# [Objective]
Write out all the data again, exactly as it stands.

-- BEGIN Extracted data --

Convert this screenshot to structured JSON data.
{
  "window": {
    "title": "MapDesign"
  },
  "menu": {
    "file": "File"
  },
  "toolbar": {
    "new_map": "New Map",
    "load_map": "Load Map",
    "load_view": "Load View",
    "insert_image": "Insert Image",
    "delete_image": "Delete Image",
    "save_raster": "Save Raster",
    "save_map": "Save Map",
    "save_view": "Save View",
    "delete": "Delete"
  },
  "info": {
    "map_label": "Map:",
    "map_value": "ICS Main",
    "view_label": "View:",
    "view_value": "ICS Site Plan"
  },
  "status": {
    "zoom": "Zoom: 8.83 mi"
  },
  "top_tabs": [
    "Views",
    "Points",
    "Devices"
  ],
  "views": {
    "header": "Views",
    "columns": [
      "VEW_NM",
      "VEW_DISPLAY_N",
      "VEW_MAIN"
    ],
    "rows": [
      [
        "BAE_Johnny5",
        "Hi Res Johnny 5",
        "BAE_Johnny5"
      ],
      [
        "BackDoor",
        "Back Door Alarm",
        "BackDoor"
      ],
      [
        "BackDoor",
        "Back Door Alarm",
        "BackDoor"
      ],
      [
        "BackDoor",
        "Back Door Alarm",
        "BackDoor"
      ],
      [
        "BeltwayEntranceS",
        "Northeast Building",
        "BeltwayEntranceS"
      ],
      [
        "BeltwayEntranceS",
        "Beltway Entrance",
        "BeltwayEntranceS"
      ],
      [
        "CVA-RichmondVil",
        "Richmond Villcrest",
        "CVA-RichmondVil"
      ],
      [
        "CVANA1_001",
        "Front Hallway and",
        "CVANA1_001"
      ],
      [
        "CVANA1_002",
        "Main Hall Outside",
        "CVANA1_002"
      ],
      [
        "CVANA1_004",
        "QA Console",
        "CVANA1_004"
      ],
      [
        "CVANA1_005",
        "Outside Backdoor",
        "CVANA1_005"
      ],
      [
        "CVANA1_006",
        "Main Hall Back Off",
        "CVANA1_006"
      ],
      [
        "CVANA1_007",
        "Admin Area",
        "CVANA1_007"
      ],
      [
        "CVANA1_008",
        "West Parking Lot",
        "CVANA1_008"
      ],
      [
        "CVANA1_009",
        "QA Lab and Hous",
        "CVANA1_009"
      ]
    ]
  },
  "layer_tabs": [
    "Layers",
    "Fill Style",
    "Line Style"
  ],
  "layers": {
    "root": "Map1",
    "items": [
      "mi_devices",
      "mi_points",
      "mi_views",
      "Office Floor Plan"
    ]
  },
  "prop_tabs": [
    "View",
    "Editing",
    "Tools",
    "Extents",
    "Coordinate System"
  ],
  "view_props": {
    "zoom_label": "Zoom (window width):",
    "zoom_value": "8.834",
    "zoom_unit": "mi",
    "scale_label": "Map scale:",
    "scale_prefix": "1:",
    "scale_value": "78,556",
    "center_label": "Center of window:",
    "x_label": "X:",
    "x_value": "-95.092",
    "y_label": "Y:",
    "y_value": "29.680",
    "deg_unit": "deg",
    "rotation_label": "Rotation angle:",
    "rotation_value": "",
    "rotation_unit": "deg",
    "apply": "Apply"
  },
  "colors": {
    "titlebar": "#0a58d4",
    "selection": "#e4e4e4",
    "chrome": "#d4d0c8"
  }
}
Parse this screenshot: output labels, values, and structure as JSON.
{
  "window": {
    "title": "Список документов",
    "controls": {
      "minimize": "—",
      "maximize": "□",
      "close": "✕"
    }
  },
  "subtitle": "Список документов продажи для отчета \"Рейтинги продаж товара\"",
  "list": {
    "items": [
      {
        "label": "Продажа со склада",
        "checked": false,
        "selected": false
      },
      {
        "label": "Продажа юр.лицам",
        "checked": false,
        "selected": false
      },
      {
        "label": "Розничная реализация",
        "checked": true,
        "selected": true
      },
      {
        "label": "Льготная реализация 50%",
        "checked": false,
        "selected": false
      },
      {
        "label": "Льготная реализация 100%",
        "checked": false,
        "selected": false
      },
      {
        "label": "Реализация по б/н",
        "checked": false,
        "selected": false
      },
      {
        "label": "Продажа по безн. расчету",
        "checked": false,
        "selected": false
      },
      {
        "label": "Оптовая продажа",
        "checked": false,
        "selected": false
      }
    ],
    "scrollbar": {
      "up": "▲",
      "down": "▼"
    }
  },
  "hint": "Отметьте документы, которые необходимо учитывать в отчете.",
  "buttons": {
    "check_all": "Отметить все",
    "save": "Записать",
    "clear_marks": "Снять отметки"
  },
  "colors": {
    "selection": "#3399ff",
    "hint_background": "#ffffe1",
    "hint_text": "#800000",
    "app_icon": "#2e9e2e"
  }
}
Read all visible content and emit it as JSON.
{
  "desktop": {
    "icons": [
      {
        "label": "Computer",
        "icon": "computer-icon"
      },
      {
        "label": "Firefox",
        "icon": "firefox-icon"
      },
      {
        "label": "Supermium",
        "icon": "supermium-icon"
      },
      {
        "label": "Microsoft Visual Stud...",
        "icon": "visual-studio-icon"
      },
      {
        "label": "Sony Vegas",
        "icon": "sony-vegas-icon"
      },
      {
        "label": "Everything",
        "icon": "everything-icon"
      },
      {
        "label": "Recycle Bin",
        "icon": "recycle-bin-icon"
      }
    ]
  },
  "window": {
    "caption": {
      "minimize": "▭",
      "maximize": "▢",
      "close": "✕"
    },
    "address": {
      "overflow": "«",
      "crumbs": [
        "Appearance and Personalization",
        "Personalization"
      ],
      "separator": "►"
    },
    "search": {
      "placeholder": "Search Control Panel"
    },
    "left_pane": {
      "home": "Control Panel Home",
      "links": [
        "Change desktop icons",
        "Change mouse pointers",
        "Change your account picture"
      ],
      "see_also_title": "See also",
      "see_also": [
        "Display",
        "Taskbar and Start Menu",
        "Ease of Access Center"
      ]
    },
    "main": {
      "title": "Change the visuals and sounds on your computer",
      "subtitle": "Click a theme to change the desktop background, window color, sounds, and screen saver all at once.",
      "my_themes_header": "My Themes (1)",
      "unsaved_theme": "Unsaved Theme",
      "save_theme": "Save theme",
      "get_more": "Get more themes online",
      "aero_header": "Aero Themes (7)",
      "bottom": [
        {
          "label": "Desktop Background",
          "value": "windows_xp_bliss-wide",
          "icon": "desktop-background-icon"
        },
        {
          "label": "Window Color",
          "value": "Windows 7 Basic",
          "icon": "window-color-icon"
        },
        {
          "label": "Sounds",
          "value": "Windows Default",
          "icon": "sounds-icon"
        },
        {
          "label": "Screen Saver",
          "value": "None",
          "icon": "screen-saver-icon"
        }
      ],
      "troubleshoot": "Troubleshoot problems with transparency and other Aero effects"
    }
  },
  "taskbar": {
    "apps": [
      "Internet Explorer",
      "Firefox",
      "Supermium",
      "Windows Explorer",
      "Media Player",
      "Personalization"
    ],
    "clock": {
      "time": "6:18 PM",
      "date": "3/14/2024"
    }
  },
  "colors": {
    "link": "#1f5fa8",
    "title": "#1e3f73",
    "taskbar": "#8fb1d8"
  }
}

-- END Extracted data --

# [Result of the task]
Convert this screenshot to structured JSON data.
{
  "window": {
    "title": "MapDesign"
  },
  "menu": {
    "file": "File"
  },
  "toolbar": {
    "new_map": "New Map",
    "load_map": "Load Map",
    "load_view": "Load View",
    "insert_image": "Insert Image",
    "delete_image": "Delete Image",
    "save_raster": "Save Raster",
    "save_map": "Save Map",
    "save_view": "Save View",
    "delete": "Delete"
  },
  "info": {
    "map_label": "Map:",
    "map_value": "ICS Main",
    "view_label": "View:",
    "view_value": "ICS Site Plan"
  },
  "status": {
    "zoom": "Zoom: 8.83 mi"
  },
  "top_tabs": [
    "Views",
    "Points",
    "Devices"
  ],
  "views": {
    "header": "Views",
    "columns": [
      "VEW_NM",
      "VEW_DISPLAY_N",
      "VEW_MAIN"
    ],
    "rows": [
      [
        "BAE_Johnny5",
        "Hi Res Johnny 5",
        "BAE_Johnny5"
      ],
      [
        "BackDoor",
        "Back Door Alarm",
        "BackDoor"
      ],
      [
        "BackDoor",
        "Back Door Alarm",
        "BackDoor"
      ],
      [
        "BackDoor",
        "Back Door Alarm",
        "BackDoor"
      ],
      [
        "BeltwayEntranceS",
        "Northeast Building",
        "BeltwayEntranceS"
      ],
      [
        "BeltwayEntranceS",
        "Beltway Entrance",
        "BeltwayEntranceS"
      ],
      [
        "CVA-RichmondVil",
        "Richmond Villcrest",
        "CVA-RichmondVil"
      ],
      [
        "CVANA1_001",
        "Front Hallway and",
        "CVANA1_001"
      ],
      [
        "CVANA1_002",
        "Main Hall Outside",
        "CVANA1_002"
      ],
      [
        "CVANA1_004",
        "QA Console",
        "CVANA1_004"
      ],
      [
        "CVANA1_005",
        "Outside Backdoor",
        "CVANA1_005"
      ],
      [
        "CVANA1_006",
        "Main Hall Back Off",
        "CVANA1_006"
      ],
      [
        "CVANA1_007",
        "Admin Area",
        "CVANA1_007"
      ],
      [
        "CVANA1_008",
        "West Parking Lot",
        "CVANA1_008"
      ],
      [
        "CVANA1_009",
        "QA Lab and Hous",
        "CVANA1_009"
      ]
    ]
  },
  "layer_tabs": [
    "Layers",
    "Fill Style",
    "Line Style"
  ],
  "layers": {
    "root": "Map1",
    "items": [
      "mi_devices",
      "mi_points",
      "mi_views",
      "Office Floor Plan"
    ]
  },
  "prop_tabs": [
    "View",
    "Editing",
    "Tools",
    "Extents",
    "Coordinate System"
  ],
  "view_props": {
    "zoom_label": "Zoom (window width):",
    "zoom_value": "8.834",
    "zoom_unit": "mi",
    "scale_label": "Map scale:",
    "scale_prefix": "1:",
    "scale_value": "78,556",
    "center_label": "Center of window:",
    "x_label": "X:",
    "x_value": "-95.092",
    "y_label": "Y:",
    "y_value": "29.680",
    "deg_unit": "deg",
    "rotation_label": "Rotation angle:",
    "rotation_value": "",
    "rotation_unit": "deg",
    "apply": "Apply"
  },
  "colors": {
    "titlebar": "#0a58d4",
    "selection": "#e4e4e4",
    "chrome": "#d4d0c8"
  }
}
Parse this screenshot: output labels, values, and structure as JSON.
{
  "window": {
    "title": "Список документов",
    "controls": {
      "minimize": "—",
      "maximize": "□",
      "close": "✕"
    }
  },
  "subtitle": "Список документов продажи для отчета \"Рейтинги продаж товара\"",
  "list": {
    "items": [
      {
        "label": "Продажа со склада",
        "checked": false,
        "selected": false
      },
      {
        "label": "Продажа юр.лицам",
        "checked": false,
        "selected": false
      },
      {
        "label": "Розничная реализация",
        "checked": true,
        "selected": true
      },
      {
        "label": "Льготная реализация 50%",
        "checked": false,
        "selected": false
      },
      {
        "label": "Льготная реализация 100%",
        "checked": false,
        "selected": false
      },
      {
        "label": "Реализация по б/н",
        "checked": false,
        "selected": false
      },
      {
        "label": "Продажа по безн. расчету",
        "checked": false,
        "selected": false
      },
      {
        "label": "Оптовая продажа",
        "checked": false,
        "selected": false
      }
    ],
    "scrollbar": {
      "up": "▲",
      "down": "▼"
    }
  },
  "hint": "Отметьте документы, которые необходимо учитывать в отчете.",
  "buttons": {
    "check_all": "Отметить все",
    "save": "Записать",
    "clear_marks": "Снять отметки"
  },
  "colors": {
    "selection": "#3399ff",
    "hint_background": "#ffffe1",
    "hint_text": "#800000",
    "app_icon": "#2e9e2e"
  }
}
Read all visible content and emit it as JSON.
{
  "desktop": {
    "icons": [
      {
        "label": "Computer",
        "icon": "computer-icon"
      },
      {
        "label": "Firefox",
        "icon": "firefox-icon"
      },
      {
        "label": "Supermium",
        "icon": "supermium-icon"
      },
      {
        "label": "Microsoft Visual Stud...",
        "icon": "visual-studio-icon"
      },
      {
        "label": "Sony Vegas",
        "icon": "sony-vegas-icon"
      },
      {
        "label": "Everything",
        "icon": "everything-icon"
      },
      {
        "label": "Recycle Bin",
        "icon": "recycle-bin-icon"
      }
    ]
  },
  "window": {
    "caption": {
      "minimize": "▭",
      "maximize": "▢",
      "close": "✕"
    },
    "address": {
      "overflow": "«",
      "crumbs": [
        "Appearance and Personalization",
        "Personalization"
      ],
      "separator": "►"
    },
    "search": {
      "placeholder": "Search Control Panel"
    },
    "left_pane": {
      "home": "Control Panel Home",
      "links": [
        "Change desktop icons",
        "Change mouse pointers",
        "Change your account picture"
      ],
      "see_also_title": "See also",
      "see_also": [
        "Display",
        "Taskbar and Start Menu",
        "Ease of Access Center"
      ]
    },
    "main": {
      "title": "Change the visuals and sounds on your computer",
      "subtitle": "Click a theme to change the desktop background, window color, sounds, and screen saver all at once.",
      "my_themes_header": "My Themes (1)",
      "unsaved_theme": "Unsaved Theme",
      "save_theme": "Save theme",
      "get_more": "Get more themes online",
      "aero_header": "Aero Themes (7)",
      "bottom": [
        {
          "label": "Desktop Background",
          "value": "windows_xp_bliss-wide",
          "icon": "desktop-background-icon"
        },
        {
          "label": "Window Color",
          "value": "Windows 7 Basic",
          "icon": "window-color-icon"
        },
        {
          "label": "Sounds",
          "value": "Windows Default",
          "icon": "sounds-icon"
        },
        {
          "label": "Screen Saver",
          "value": "None",
          "icon": "screen-saver-icon"
        }
      ],
      "troubleshoot": "Troubleshoot problems with transparency and other Aero effects"
    }
  },
  "taskbar": {
    "apps": [
      "Internet Explorer",
      "Firefox",
      "Supermium",
      "Windows Explorer",
      "Media Player",
      "Personalization"
    ],
    "clock": {
      "time": "6:18 PM",
      "date": "3/14/2024"
    }
  },
  "colors": {
    "link": "#1f5fa8",
    "title": "#1e3f73",
    "taskbar": "#8fb1d8"
  }
}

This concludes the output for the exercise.